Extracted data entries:

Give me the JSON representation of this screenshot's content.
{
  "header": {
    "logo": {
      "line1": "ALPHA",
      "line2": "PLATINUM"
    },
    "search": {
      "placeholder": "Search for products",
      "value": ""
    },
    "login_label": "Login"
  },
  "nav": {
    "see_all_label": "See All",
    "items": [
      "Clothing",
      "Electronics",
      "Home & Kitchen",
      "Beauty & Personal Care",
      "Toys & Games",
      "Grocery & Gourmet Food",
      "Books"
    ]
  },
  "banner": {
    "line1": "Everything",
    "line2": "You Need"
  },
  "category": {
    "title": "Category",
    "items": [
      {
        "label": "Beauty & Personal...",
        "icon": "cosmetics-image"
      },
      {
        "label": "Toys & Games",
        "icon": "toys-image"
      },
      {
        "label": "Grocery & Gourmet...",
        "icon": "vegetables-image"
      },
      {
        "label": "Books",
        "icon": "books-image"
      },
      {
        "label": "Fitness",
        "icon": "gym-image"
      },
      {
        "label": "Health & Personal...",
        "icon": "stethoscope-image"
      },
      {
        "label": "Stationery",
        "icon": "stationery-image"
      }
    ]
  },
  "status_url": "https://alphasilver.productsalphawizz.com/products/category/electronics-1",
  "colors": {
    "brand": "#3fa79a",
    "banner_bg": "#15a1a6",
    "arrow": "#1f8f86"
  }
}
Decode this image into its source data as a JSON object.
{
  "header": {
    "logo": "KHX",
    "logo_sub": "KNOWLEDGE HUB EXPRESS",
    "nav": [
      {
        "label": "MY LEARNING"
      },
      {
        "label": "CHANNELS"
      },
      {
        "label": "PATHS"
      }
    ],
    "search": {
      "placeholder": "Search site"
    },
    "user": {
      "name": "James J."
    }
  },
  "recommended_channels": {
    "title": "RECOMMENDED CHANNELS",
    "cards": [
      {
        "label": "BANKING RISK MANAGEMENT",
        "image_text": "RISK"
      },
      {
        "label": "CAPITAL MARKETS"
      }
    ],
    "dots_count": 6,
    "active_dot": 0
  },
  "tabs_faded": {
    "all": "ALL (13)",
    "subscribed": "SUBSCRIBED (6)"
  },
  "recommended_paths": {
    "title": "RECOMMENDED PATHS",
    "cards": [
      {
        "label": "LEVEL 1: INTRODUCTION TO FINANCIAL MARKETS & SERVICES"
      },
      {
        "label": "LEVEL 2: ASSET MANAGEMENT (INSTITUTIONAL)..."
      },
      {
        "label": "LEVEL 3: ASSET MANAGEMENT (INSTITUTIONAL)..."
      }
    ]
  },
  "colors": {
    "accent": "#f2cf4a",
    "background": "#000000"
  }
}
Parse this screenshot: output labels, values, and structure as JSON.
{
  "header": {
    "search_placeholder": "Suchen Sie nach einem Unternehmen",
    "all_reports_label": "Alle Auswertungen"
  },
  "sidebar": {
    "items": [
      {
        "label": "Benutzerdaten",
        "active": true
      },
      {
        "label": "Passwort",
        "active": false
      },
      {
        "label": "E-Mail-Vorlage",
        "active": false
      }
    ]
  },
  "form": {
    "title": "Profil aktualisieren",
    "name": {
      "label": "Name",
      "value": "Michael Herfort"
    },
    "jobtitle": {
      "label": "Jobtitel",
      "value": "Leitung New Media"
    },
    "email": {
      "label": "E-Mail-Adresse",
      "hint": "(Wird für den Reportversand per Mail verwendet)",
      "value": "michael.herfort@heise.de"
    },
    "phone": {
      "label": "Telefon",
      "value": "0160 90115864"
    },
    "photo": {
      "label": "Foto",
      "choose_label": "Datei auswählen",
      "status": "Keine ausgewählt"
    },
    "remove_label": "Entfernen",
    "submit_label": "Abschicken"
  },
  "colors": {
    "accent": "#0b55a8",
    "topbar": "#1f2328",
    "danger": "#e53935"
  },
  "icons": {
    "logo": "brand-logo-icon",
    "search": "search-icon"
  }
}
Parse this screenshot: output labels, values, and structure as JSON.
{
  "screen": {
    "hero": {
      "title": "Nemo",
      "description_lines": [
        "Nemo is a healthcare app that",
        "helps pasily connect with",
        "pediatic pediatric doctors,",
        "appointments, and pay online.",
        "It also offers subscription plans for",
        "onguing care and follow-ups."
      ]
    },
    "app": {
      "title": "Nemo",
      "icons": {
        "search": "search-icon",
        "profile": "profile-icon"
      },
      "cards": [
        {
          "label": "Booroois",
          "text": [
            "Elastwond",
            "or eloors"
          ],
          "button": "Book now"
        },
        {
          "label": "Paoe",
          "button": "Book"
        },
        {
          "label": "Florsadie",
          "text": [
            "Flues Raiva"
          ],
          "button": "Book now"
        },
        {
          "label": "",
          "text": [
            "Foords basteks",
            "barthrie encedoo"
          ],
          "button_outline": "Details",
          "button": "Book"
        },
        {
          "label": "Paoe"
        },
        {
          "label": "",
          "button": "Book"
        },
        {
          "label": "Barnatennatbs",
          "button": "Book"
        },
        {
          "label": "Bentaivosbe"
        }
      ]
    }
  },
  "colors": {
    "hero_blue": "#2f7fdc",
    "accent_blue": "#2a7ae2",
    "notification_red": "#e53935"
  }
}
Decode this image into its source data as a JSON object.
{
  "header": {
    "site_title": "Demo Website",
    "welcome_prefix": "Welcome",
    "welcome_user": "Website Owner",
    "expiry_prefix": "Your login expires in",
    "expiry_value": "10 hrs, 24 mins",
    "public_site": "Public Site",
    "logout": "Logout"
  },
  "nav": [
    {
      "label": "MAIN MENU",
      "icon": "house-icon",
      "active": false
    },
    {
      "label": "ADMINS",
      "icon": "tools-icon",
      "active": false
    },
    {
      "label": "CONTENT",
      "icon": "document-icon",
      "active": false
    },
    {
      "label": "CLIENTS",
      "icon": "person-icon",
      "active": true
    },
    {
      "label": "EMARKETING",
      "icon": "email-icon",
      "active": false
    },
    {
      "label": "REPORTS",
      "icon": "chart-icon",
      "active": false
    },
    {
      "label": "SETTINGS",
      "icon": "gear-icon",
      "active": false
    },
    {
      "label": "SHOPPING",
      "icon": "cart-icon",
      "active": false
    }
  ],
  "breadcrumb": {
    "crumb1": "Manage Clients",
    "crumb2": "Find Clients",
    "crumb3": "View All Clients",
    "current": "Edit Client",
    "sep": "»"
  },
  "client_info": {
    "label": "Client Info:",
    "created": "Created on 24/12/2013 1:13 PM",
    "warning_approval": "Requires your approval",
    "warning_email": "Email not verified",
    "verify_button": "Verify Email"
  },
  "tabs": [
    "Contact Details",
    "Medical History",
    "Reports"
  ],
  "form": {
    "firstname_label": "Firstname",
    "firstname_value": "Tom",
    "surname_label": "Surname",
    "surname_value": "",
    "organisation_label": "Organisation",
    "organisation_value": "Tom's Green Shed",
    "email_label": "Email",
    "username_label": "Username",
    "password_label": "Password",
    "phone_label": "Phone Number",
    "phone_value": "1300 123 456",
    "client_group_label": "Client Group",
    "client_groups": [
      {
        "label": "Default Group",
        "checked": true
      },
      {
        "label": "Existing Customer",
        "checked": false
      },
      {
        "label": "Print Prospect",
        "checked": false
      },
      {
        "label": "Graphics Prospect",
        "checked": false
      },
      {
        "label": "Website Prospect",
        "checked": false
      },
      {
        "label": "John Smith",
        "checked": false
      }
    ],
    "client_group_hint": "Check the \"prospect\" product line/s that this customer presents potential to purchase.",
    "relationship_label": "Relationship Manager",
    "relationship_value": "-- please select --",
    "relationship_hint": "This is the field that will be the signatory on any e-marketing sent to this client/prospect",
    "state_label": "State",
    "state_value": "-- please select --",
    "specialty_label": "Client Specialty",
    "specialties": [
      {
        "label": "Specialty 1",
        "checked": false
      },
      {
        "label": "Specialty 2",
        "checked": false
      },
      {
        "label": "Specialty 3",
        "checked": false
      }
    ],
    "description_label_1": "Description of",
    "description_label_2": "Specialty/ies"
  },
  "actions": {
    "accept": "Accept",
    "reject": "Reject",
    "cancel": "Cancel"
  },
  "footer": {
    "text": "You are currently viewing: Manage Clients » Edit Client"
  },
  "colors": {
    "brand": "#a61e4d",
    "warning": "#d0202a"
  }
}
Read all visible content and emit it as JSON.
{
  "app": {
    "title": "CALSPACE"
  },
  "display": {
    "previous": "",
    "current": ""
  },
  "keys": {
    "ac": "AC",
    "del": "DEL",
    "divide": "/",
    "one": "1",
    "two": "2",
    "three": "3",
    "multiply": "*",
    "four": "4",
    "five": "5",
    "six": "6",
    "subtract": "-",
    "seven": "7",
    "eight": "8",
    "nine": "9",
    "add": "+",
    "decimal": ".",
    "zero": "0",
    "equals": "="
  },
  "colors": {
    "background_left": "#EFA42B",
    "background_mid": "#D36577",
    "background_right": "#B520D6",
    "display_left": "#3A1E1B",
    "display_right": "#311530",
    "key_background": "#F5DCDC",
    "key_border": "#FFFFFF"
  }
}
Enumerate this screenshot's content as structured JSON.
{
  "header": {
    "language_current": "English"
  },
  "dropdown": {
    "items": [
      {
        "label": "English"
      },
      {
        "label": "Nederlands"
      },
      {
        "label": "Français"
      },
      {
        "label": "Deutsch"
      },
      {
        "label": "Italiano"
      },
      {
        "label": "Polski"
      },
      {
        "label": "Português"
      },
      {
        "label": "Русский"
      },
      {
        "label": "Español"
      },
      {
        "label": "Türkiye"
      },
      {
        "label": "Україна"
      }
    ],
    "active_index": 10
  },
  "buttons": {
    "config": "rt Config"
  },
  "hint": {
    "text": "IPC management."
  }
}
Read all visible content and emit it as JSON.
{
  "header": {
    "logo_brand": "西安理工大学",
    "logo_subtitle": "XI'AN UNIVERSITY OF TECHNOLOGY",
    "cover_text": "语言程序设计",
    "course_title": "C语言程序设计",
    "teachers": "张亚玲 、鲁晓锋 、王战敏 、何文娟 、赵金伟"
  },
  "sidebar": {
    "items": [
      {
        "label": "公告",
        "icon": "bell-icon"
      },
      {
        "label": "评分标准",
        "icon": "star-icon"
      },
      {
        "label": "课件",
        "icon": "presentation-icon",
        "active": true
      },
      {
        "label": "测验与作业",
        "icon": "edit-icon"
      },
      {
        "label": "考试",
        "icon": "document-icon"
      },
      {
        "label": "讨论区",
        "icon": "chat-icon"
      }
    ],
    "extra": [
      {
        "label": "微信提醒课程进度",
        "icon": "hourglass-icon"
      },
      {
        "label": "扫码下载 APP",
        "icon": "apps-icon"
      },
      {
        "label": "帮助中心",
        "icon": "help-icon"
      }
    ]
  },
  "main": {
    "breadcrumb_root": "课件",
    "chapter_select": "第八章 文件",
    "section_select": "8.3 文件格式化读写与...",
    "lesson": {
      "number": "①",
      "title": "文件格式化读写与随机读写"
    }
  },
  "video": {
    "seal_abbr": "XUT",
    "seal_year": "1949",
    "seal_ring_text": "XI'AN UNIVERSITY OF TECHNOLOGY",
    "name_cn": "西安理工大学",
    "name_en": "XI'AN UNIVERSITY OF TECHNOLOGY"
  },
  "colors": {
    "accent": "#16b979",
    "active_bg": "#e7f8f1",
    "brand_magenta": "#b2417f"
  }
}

**Your goal**
Find how many lines of the material carry the string "ASSET". Only the number should be in the answer.

**Task response**
2